Chart and figure data:
* * *

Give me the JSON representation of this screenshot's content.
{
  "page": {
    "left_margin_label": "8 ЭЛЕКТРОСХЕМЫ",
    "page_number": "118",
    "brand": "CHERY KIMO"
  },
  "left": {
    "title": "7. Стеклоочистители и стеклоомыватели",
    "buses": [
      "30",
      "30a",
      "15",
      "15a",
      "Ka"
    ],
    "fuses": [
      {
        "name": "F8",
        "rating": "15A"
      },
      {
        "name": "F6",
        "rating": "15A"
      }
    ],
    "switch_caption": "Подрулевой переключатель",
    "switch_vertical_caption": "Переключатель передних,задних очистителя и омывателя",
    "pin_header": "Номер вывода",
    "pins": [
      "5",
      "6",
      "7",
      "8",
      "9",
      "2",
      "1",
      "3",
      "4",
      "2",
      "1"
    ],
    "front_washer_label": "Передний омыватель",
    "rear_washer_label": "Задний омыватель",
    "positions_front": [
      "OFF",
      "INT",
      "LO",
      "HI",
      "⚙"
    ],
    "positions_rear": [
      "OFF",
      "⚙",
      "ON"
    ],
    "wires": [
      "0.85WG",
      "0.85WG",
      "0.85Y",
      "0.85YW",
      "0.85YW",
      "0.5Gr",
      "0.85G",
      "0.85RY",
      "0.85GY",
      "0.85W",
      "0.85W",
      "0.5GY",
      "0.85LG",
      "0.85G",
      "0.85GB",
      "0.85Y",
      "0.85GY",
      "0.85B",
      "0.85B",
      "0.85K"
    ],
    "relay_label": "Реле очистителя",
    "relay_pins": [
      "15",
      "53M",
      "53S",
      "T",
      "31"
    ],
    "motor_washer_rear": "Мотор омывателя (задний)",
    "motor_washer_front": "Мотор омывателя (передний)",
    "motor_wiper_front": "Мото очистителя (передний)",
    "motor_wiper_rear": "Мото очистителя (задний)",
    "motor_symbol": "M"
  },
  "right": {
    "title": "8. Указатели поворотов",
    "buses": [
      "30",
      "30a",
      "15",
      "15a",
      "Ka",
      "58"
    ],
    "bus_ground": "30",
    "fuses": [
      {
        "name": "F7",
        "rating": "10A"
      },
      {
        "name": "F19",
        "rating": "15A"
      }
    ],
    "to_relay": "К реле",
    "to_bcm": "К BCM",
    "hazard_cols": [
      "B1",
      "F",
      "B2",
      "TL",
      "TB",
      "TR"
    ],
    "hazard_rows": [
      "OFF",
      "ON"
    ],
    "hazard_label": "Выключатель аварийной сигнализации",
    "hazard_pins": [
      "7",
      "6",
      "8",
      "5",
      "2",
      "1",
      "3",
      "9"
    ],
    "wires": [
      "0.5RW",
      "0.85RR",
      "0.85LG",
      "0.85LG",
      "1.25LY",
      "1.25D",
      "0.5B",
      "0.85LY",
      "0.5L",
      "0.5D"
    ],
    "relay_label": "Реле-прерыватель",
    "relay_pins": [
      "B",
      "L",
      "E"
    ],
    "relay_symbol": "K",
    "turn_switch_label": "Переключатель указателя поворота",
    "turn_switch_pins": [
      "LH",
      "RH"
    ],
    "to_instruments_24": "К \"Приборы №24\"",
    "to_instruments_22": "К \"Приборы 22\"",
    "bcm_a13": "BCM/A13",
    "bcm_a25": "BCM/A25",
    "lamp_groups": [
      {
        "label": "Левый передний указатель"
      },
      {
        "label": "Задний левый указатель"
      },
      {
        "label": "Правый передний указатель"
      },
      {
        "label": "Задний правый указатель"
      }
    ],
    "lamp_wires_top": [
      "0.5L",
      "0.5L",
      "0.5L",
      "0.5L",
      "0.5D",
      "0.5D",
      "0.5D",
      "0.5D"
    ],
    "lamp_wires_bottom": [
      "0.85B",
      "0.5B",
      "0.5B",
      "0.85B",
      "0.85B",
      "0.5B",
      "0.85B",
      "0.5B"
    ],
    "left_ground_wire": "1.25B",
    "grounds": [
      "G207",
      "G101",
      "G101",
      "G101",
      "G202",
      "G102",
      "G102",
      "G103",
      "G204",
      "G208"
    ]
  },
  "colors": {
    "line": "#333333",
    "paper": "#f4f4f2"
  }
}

* * *

* [The exercise]: Write out every entry above, word for word.

* [Task result]:
Give me the JSON representation of this screenshot's content.
{
  "page": {
    "left_margin_label": "8 ЭЛЕКТРОСХЕМЫ",
    "page_number": "118",
    "brand": "CHERY KIMO"
  },
  "left": {
    "title": "7. Стеклоочистители и стеклоомыватели",
    "buses": [
      "30",
      "30a",
      "15",
      "15a",
      "Ka"
    ],
    "fuses": [
      {
        "name": "F8",
        "rating": "15A"
      },
      {
        "name": "F6",
        "rating": "15A"
      }
    ],
    "switch_caption": "Подрулевой переключатель",
    "switch_vertical_caption": "Переключатель передних,задних очистителя и омывателя",
    "pin_header": "Номер вывода",
    "pins": [
      "5",
      "6",
      "7",
      "8",
      "9",
      "2",
      "1",
      "3",
      "4",
      "2",
      "1"
    ],
    "front_washer_label": "Передний омыватель",
    "rear_washer_label": "Задний омыватель",
    "positions_front": [
      "OFF",
      "INT",
      "LO",
      "HI",
      "⚙"
    ],
    "positions_rear": [
      "OFF",
      "⚙",
      "ON"
    ],
    "wires": [
      "0.85WG",
      "0.85WG",
      "0.85Y",
      "0.85YW",
      "0.85YW",
      "0.5Gr",
      "0.85G",
      "0.85RY",
      "0.85GY",
      "0.85W",
      "0.85W",
      "0.5GY",
      "0.85LG",
      "0.85G",
      "0.85GB",
      "0.85Y",
      "0.85GY",
      "0.85B",
      "0.85B",
      "0.85K"
    ],
    "relay_label": "Реле очистителя",
    "relay_pins": [
      "15",
      "53M",
      "53S",
      "T",
      "31"
    ],
    "motor_washer_rear": "Мотор омывателя (задний)",
    "motor_washer_front": "Мотор омывателя (передний)",
    "motor_wiper_front": "Мото очистителя (передний)",
    "motor_wiper_rear": "Мото очистителя (задний)",
    "motor_symbol": "M"
  },
  "right": {
    "title": "8. Указатели поворотов",
    "buses": [
      "30",
      "30a",
      "15",
      "15a",
      "Ka",
      "58"
    ],
    "bus_ground": "30",
    "fuses": [
      {
        "name": "F7",
        "rating": "10A"
      },
      {
        "name": "F19",
        "rating": "15A"
      }
    ],
    "to_relay": "К реле",
    "to_bcm": "К BCM",
    "hazard_cols": [
      "B1",
      "F",
      "B2",
      "TL",
      "TB",
      "TR"
    ],
    "hazard_rows": [
      "OFF",
      "ON"
    ],
    "hazard_label": "Выключатель аварийной сигнализации",
    "hazard_pins": [
      "7",
      "6",
      "8",
      "5",
      "2",
      "1",
      "3",
      "9"
    ],
    "wires": [
      "0.5RW",
      "0.85RR",
      "0.85LG",
      "0.85LG",
      "1.25LY",
      "1.25D",
      "0.5B",
      "0.85LY",
      "0.5L",
      "0.5D"
    ],
    "relay_label": "Реле-прерыватель",
    "relay_pins": [
      "B",
      "L",
      "E"
    ],
    "relay_symbol": "K",
    "turn_switch_label": "Переключатель указателя поворота",
    "turn_switch_pins": [
      "LH",
      "RH"
    ],
    "to_instruments_24": "К \"Приборы №24\"",
    "to_instruments_22": "К \"Приборы 22\"",
    "bcm_a13": "BCM/A13",
    "bcm_a25": "BCM/A25",
    "lamp_groups": [
      {
        "label": "Левый передний указатель"
      },
      {
        "label": "Задний левый указатель"
      },
      {
        "label": "Правый передний указатель"
      },
      {
        "label": "Задний правый указатель"
      }
    ],
    "lamp_wires_top": [
      "0.5L",
      "0.5L",
      "0.5L",
      "0.5L",
      "0.5D",
      "0.5D",
      "0.5D",
      "0.5D"
    ],
    "lamp_wires_bottom": [
      "0.85B",
      "0.5B",
      "0.5B",
      "0.85B",
      "0.85B",
      "0.5B",
      "0.85B",
      "0.5B"
    ],
    "left_ground_wire": "1.25B",
    "grounds": [
      "G207",
      "G101",
      "G101",
      "G101",
      "G202",
      "G102",
      "G102",
      "G103",
      "G204",
      "G208"
    ]
  },
  "colors": {
    "line": "#333333",
    "paper": "#f4f4f2"
  }
}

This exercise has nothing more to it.